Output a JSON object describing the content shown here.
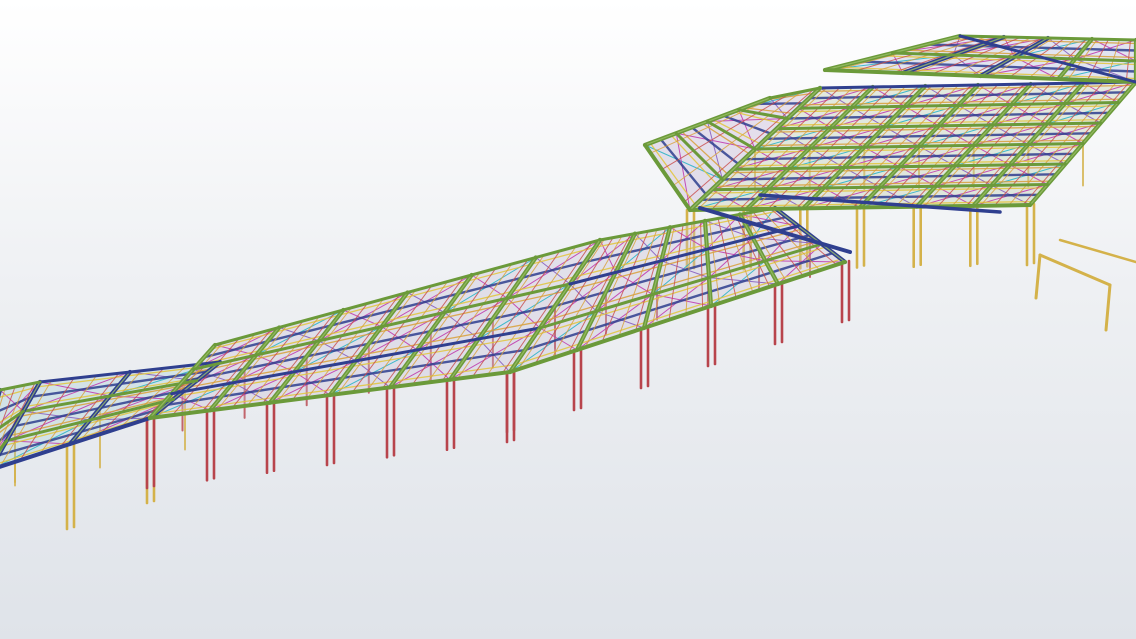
{
  "scene": {
    "subject": "steel-structure-3d-model",
    "colors": {
      "background_top": "#ffffff",
      "background_bottom": "#dfe3e9",
      "girder_green": "#6b9a3a",
      "girder_navy": "#2f3f8f",
      "beam_orange": "#d9a03a",
      "brace_magenta": "#c040b0",
      "brace_cyan": "#2fb5c8",
      "purlin_red": "#c84a4a",
      "purlin_yellow": "#e2c63c",
      "column_yellow": "#d4b24a",
      "column_red": "#b8444c",
      "purple_bracing": "#8860c0"
    }
  }
}
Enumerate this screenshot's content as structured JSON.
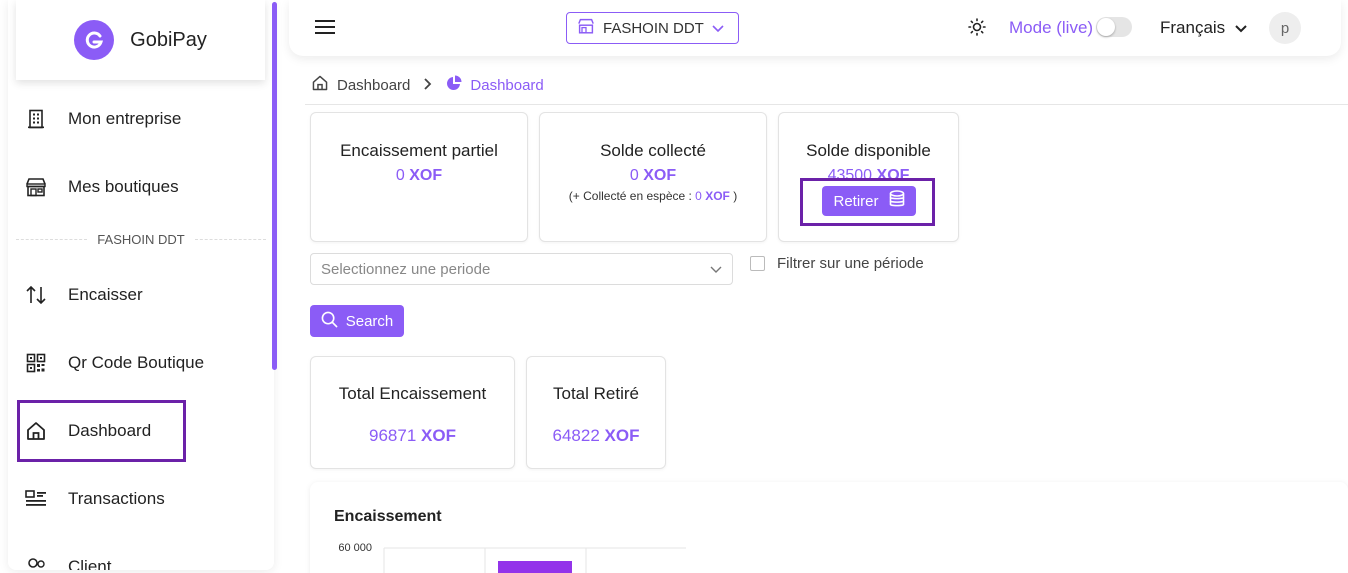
{
  "brand": {
    "name": "GobiPay"
  },
  "sidebar": {
    "items": [
      {
        "label": "Mon entreprise"
      },
      {
        "label": "Mes boutiques"
      },
      {
        "label": "Encaisser"
      },
      {
        "label": "Qr Code Boutique"
      },
      {
        "label": "Dashboard"
      },
      {
        "label": "Transactions"
      },
      {
        "label": "Client"
      }
    ],
    "section_label": "FASHOIN DDT"
  },
  "topbar": {
    "shop": "FASHOIN DDT",
    "mode_label": "Mode (live)",
    "language": "Français",
    "avatar_letter": "p"
  },
  "breadcrumb": {
    "home": "Dashboard",
    "current": "Dashboard"
  },
  "cards": {
    "partiel": {
      "title": "Encaissement partiel",
      "value": "0",
      "currency": "XOF"
    },
    "collecte": {
      "title": "Solde collecté",
      "value": "0",
      "currency": "XOF",
      "note_prefix": "(+ Collecté en espèce : ",
      "note_value": "0",
      "note_currency": "XOF",
      "note_suffix": " )"
    },
    "disponible": {
      "title": "Solde disponible",
      "value": "43500",
      "currency": "XOF",
      "button": "Retirer"
    }
  },
  "filters": {
    "period_placeholder": "Selectionnez une periode",
    "filter_label": "Filtrer sur une période",
    "search_label": "Search"
  },
  "totals": {
    "encaissement": {
      "title": "Total Encaissement",
      "value": "96871",
      "currency": "XOF"
    },
    "retire": {
      "title": "Total Retiré",
      "value": "64822",
      "currency": "XOF"
    }
  },
  "chart_data": {
    "type": "bar",
    "title": "Encaissement",
    "yticks": [
      "60 000"
    ],
    "ylim": [
      0,
      60000
    ],
    "bar_color": "#9333ea"
  },
  "colors": {
    "accent": "#8b5cf6",
    "highlight": "#6b21a8"
  }
}
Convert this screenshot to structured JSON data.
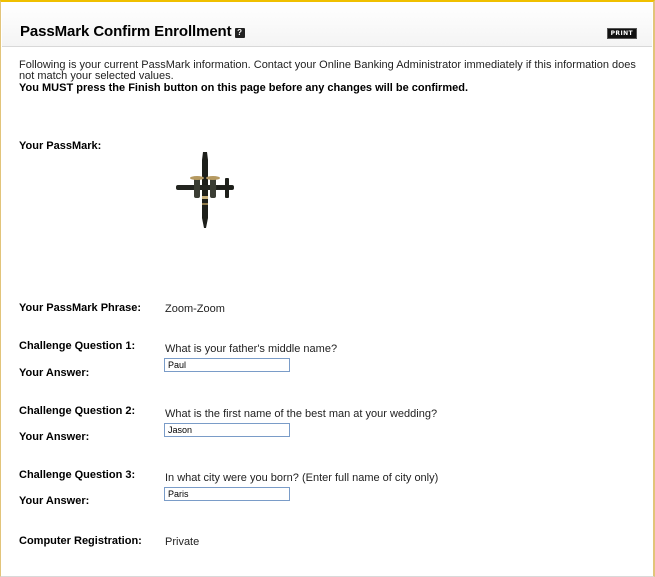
{
  "header": {
    "title": "PassMark Confirm Enrollment",
    "help_icon_text": "?",
    "print_label": "PRINT"
  },
  "intro": {
    "text": "Following is your current PassMark information. Contact your Online Banking Administrator immediately if this information does not match your selected values.",
    "warning": "You MUST press the Finish button on this page before any changes will be confirmed."
  },
  "passmark": {
    "label": "Your PassMark:",
    "image": "airplane-image"
  },
  "phrase": {
    "label": "Your PassMark Phrase:",
    "value": "Zoom-Zoom"
  },
  "questions": [
    {
      "label": "Challenge Question 1:",
      "question": "What is your father's middle name?",
      "answer_label": "Your Answer:",
      "answer": "Paul"
    },
    {
      "label": "Challenge Question 2:",
      "question": "What is the first name of the best man at your wedding?",
      "answer_label": "Your Answer:",
      "answer": "Jason"
    },
    {
      "label": "Challenge Question 3:",
      "question": "In what city were you born? (Enter full name of city only)",
      "answer_label": "Your Answer:",
      "answer": "Paris"
    }
  ],
  "registration": {
    "label": "Computer Registration:",
    "value": "Private"
  },
  "colors": {
    "accent_border": "#f0c000",
    "input_border": "#7a9cc8"
  }
}
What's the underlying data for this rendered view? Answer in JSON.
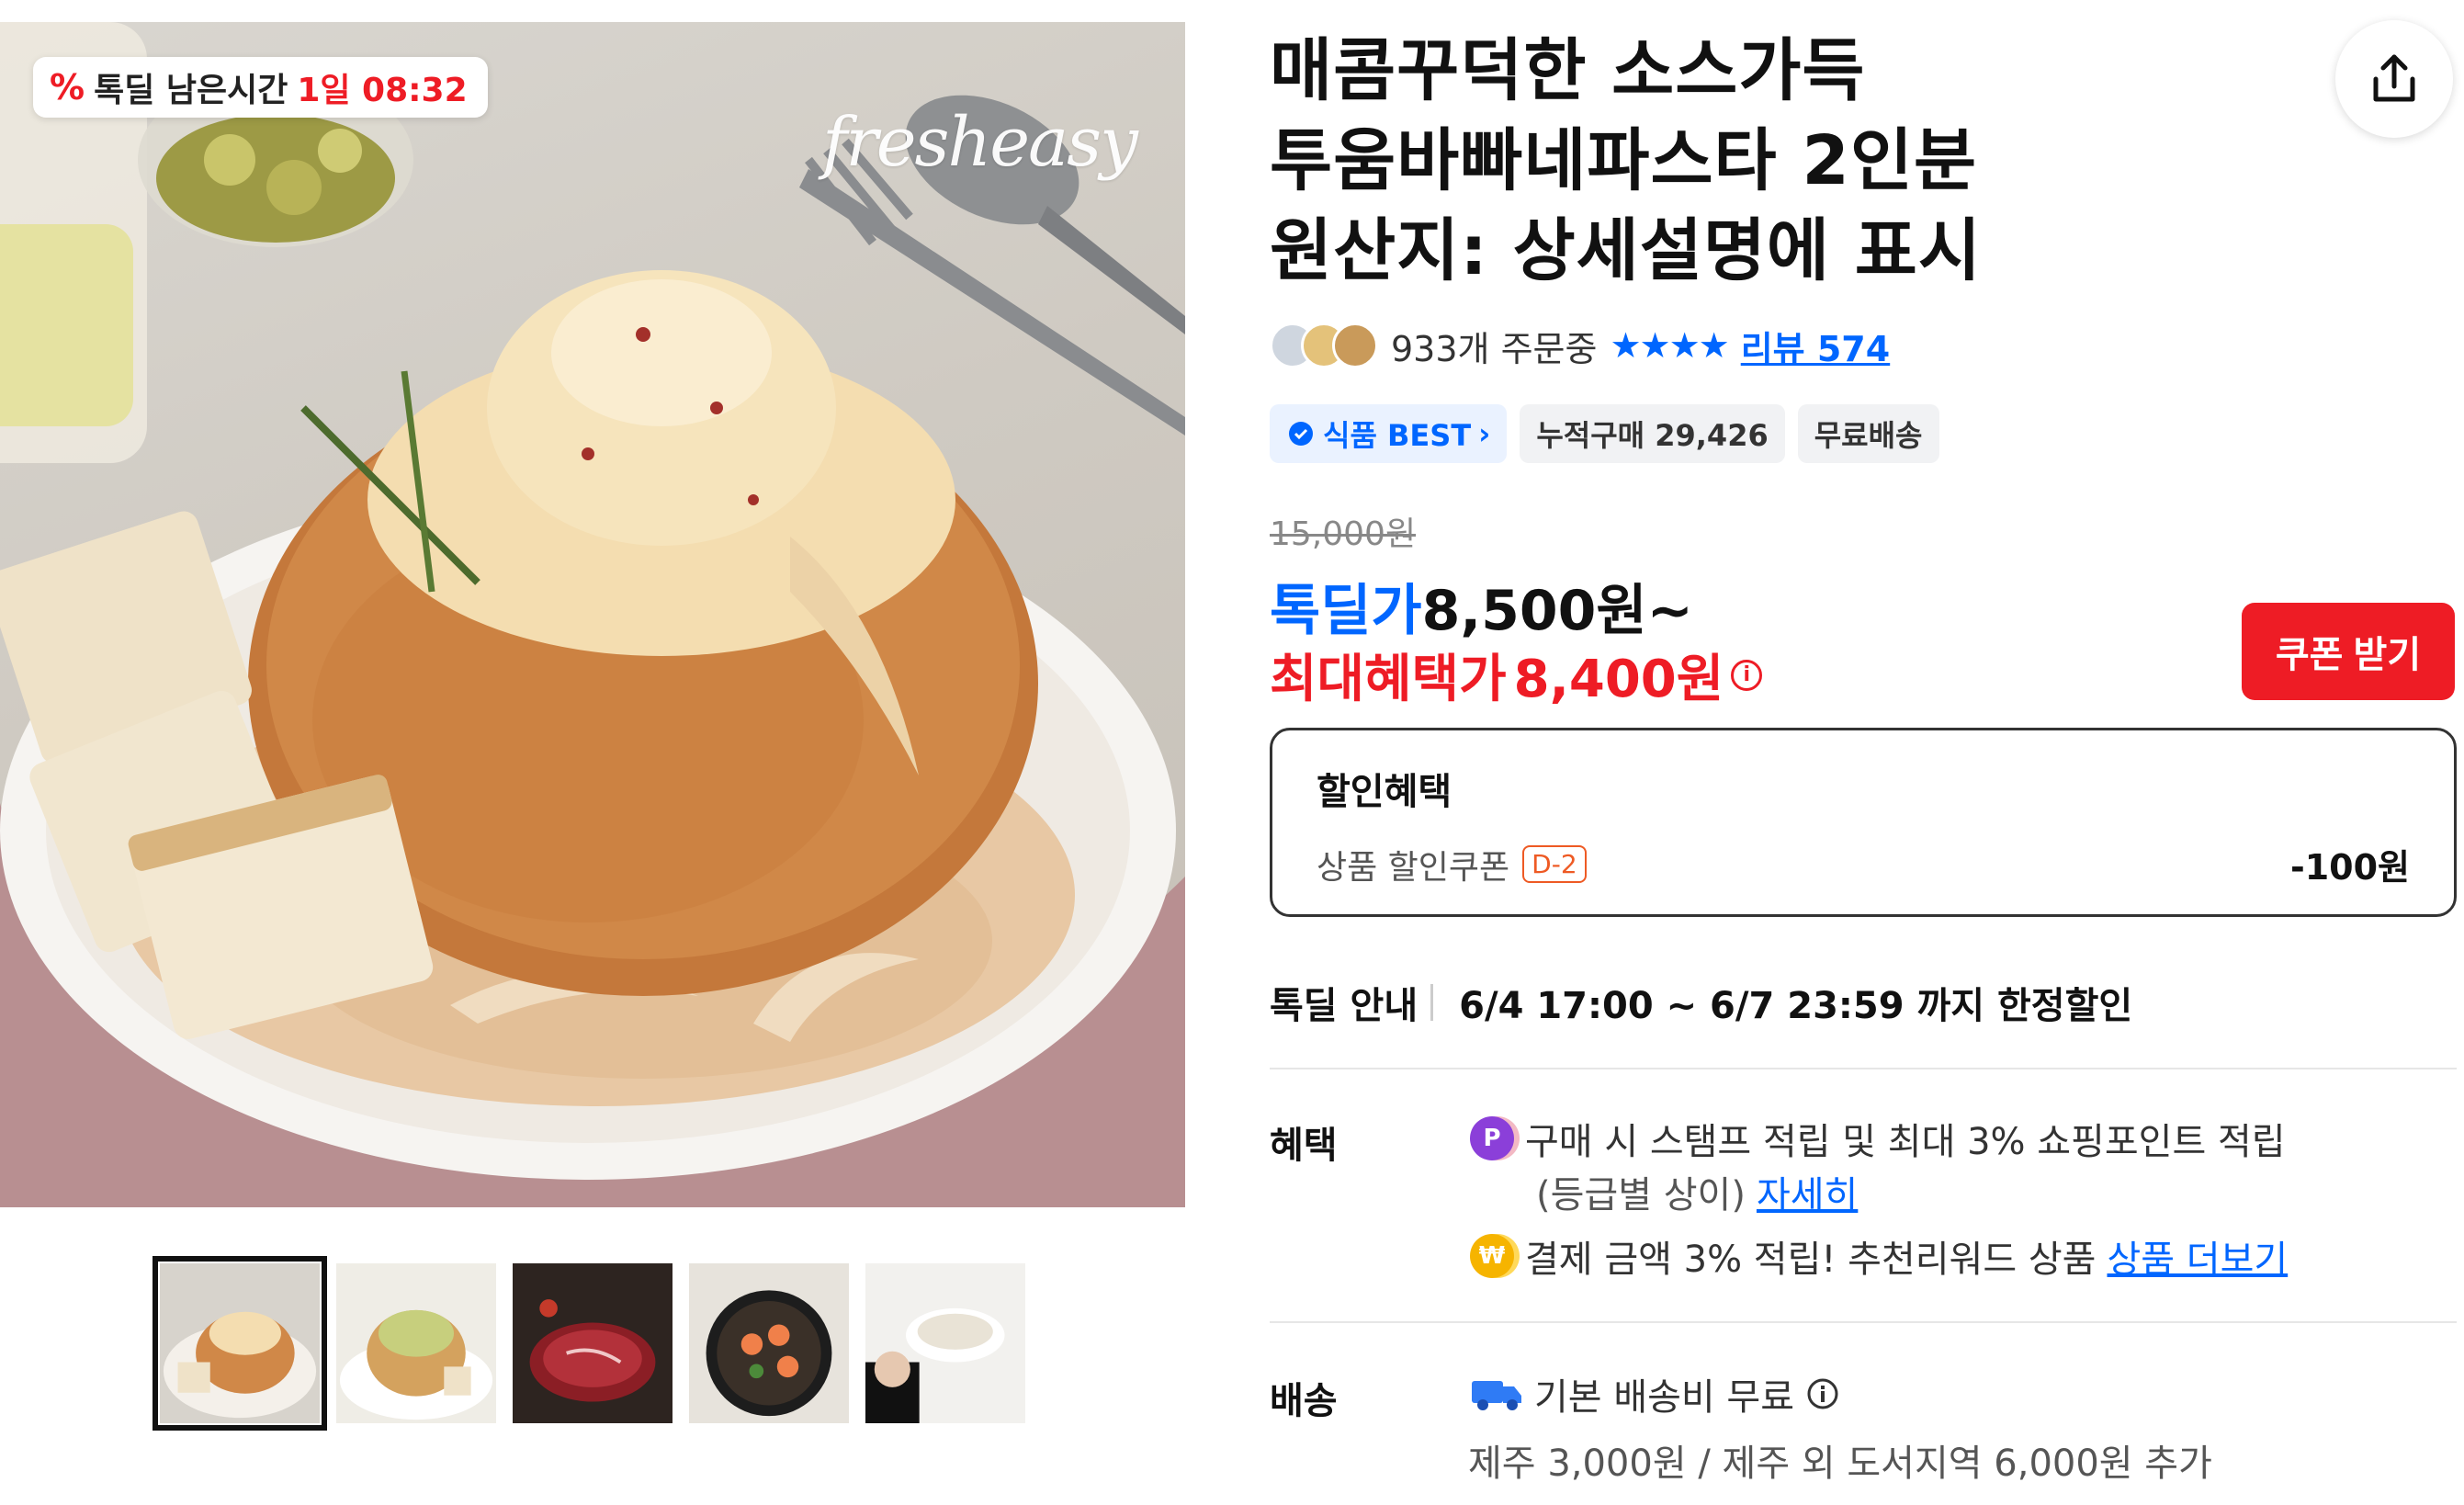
{
  "deal_badge": {
    "icon": "percent-icon",
    "label": "톡딜 남은시간",
    "time": "1일 08:32"
  },
  "brand": {
    "part1": "fresh",
    "part2": "easy"
  },
  "thumbnails": [
    {
      "name": "bread-bowl-cream-pasta",
      "active": true
    },
    {
      "name": "bread-bowl-green-pasta",
      "active": false
    },
    {
      "name": "raw-steak",
      "active": false
    },
    {
      "name": "shrimp-pan",
      "active": false
    },
    {
      "name": "chef-soup",
      "active": false
    }
  ],
  "product": {
    "title_lines": [
      "매콤꾸덕한 소스가득",
      "투움바빠네파스타 2인분",
      "원산지: 상세설명에 표시"
    ],
    "orders": "933개 주문중",
    "stars": "★★★★",
    "review_link": "리뷰 574",
    "chips": {
      "best": "식품 BEST",
      "cumulative": "누적구매 29,426",
      "shipping": "무료배송"
    },
    "original_price": "15,000원",
    "deal_label": "톡딜가",
    "deal_price": "8,500원~",
    "max_label": "최대혜택가",
    "max_price": "8,400원",
    "coupon_button": "쿠폰 받기"
  },
  "discount": {
    "heading": "할인혜택",
    "item": "상품 할인쿠폰",
    "dday": "D-2",
    "amount": "-100원"
  },
  "deal_info": {
    "label": "톡딜 안내",
    "text": "6/4 17:00 ~ 6/7 23:59 까지 한정할인"
  },
  "benefits": {
    "label": "혜택",
    "line1": "구매 시 스탬프 적립 및 최대 3% 쇼핑포인트 적립",
    "line2": "(등급별 상이)",
    "line2_link": "자세히",
    "line3": "결제 금액 3% 적립! 추천리워드 상품",
    "line3_link": "상품 더보기"
  },
  "shipping": {
    "label": "배송",
    "line1": "기본 배송비 무료",
    "line2": "제주 3,000원 / 제주 외 도서지역 6,000원 추가"
  },
  "colors": {
    "accent_blue": "#0066ff",
    "accent_red": "#ee1c25"
  }
}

§ **WHAT TO PRODUCE**: Omit every image. Quote each record exactly.

§ **SOLUTION FOR THIS PROBLEM**:
Output a JSON object describing the content shown here.
{
  "scene": {
    "subject": "steel-structure-3d-model",
    "colors": {
      "background_top": "#ffffff",
      "background_bottom": "#dfe3e9",
      "girder_green": "#6b9a3a",
      "girder_navy": "#2f3f8f",
      "beam_orange": "#d9a03a",
      "brace_magenta": "#c040b0",
      "brace_cyan": "#2fb5c8",
      "purlin_red": "#c84a4a",
      "purlin_yellow": "#e2c63c",
      "column_yellow": "#d4b24a",
      "column_red": "#b8444c",
      "purple_bracing": "#8860c0"
    }
  }
}
Enumerate this screenshot's content as structured JSON.
{
  "brand": {
    "name": "GobiPay"
  },
  "sidebar": {
    "items": [
      {
        "label": "Mon entreprise"
      },
      {
        "label": "Mes boutiques"
      },
      {
        "label": "Encaisser"
      },
      {
        "label": "Qr Code Boutique"
      },
      {
        "label": "Dashboard"
      },
      {
        "label": "Transactions"
      },
      {
        "label": "Client"
      }
    ],
    "section_label": "FASHOIN DDT"
  },
  "topbar": {
    "shop": "FASHOIN DDT",
    "mode_label": "Mode (live)",
    "language": "Français",
    "avatar_letter": "p"
  },
  "breadcrumb": {
    "home": "Dashboard",
    "current": "Dashboard"
  },
  "cards": {
    "partiel": {
      "title": "Encaissement partiel",
      "value": "0",
      "currency": "XOF"
    },
    "collecte": {
      "title": "Solde collecté",
      "value": "0",
      "currency": "XOF",
      "note_prefix": "(+ Collecté en espèce : ",
      "note_value": "0",
      "note_currency": "XOF",
      "note_suffix": " )"
    },
    "disponible": {
      "title": "Solde disponible",
      "value": "43500",
      "currency": "XOF",
      "button": "Retirer"
    }
  },
  "filters": {
    "period_placeholder": "Selectionnez une periode",
    "filter_label": "Filtrer sur une période",
    "search_label": "Search"
  },
  "totals": {
    "encaissement": {
      "title": "Total Encaissement",
      "value": "96871",
      "currency": "XOF"
    },
    "retire": {
      "title": "Total Retiré",
      "value": "64822",
      "currency": "XOF"
    }
  },
  "chart_data": {
    "type": "bar",
    "title": "Encaissement",
    "yticks": [
      "60 000"
    ],
    "ylim": [
      0,
      60000
    ],
    "bar_color": "#9333ea"
  },
  "colors": {
    "accent": "#8b5cf6",
    "highlight": "#6b21a8"
  }
}
Convert this screenshot to structured JSON data.
{
  "header": {
    "title": "PassMark Confirm Enrollment",
    "help_icon_text": "?",
    "print_label": "PRINT"
  },
  "intro": {
    "text": "Following is your current PassMark information. Contact your Online Banking Administrator immediately if this information does not match your selected values.",
    "warning": "You MUST press the Finish button on this page before any changes will be confirmed."
  },
  "passmark": {
    "label": "Your PassMark:",
    "image": "airplane-image"
  },
  "phrase": {
    "label": "Your PassMark Phrase:",
    "value": "Zoom-Zoom"
  },
  "questions": [
    {
      "label": "Challenge Question 1:",
      "question": "What is your father's middle name?",
      "answer_label": "Your Answer:",
      "answer": "Paul"
    },
    {
      "label": "Challenge Question 2:",
      "question": "What is the first name of the best man at your wedding?",
      "answer_label": "Your Answer:",
      "answer": "Jason"
    },
    {
      "label": "Challenge Question 3:",
      "question": "In what city were you born? (Enter full name of city only)",
      "answer_label": "Your Answer:",
      "answer": "Paris"
    }
  ],
  "registration": {
    "label": "Computer Registration:",
    "value": "Private"
  },
  "colors": {
    "accent_border": "#f0c000",
    "input_border": "#7a9cc8"
  }
}
What's the underlying data for this rendered view? Answer in JSON.
{
  "deal_badge": {
    "icon": "percent-icon",
    "label": "톡딜 남은시간",
    "time": "1일 08:32"
  },
  "brand": {
    "part1": "fresh",
    "part2": "easy"
  },
  "thumbnails": [
    {
      "name": "bread-bowl-cream-pasta",
      "active": true
    },
    {
      "name": "bread-bowl-green-pasta",
      "active": false
    },
    {
      "name": "raw-steak",
      "active": false
    },
    {
      "name": "shrimp-pan",
      "active": false
    },
    {
      "name": "chef-soup",
      "active": false
    }
  ],
  "product": {
    "title_lines": [
      "매콤꾸덕한 소스가득",
      "투움바빠네파스타 2인분",
      "원산지: 상세설명에 표시"
    ],
    "orders": "933개 주문중",
    "stars": "★★★★",
    "review_link": "리뷰 574",
    "chips": {
      "best": "식품 BEST",
      "cumulative": "누적구매 29,426",
      "shipping": "무료배송"
    },
    "original_price": "15,000원",
    "deal_label": "톡딜가",
    "deal_price": "8,500원~",
    "max_label": "최대혜택가",
    "max_price": "8,400원",
    "coupon_button": "쿠폰 받기"
  },
  "discount": {
    "heading": "할인혜택",
    "item": "상품 할인쿠폰",
    "dday": "D-2",
    "amount": "-100원"
  },
  "deal_info": {
    "label": "톡딜 안내",
    "text": "6/4 17:00 ~ 6/7 23:59 까지 한정할인"
  },
  "benefits": {
    "label": "혜택",
    "line1": "구매 시 스탬프 적립 및 최대 3% 쇼핑포인트 적립",
    "line2": "(등급별 상이)",
    "line2_link": "자세히",
    "line3": "결제 금액 3% 적립! 추천리워드 상품",
    "line3_link": "상품 더보기"
  },
  "shipping": {
    "label": "배송",
    "line1": "기본 배송비 무료",
    "line2": "제주 3,000원 / 제주 외 도서지역 6,000원 추가"
  },
  "colors": {
    "accent_blue": "#0066ff",
    "accent_red": "#ee1c25"
  }
}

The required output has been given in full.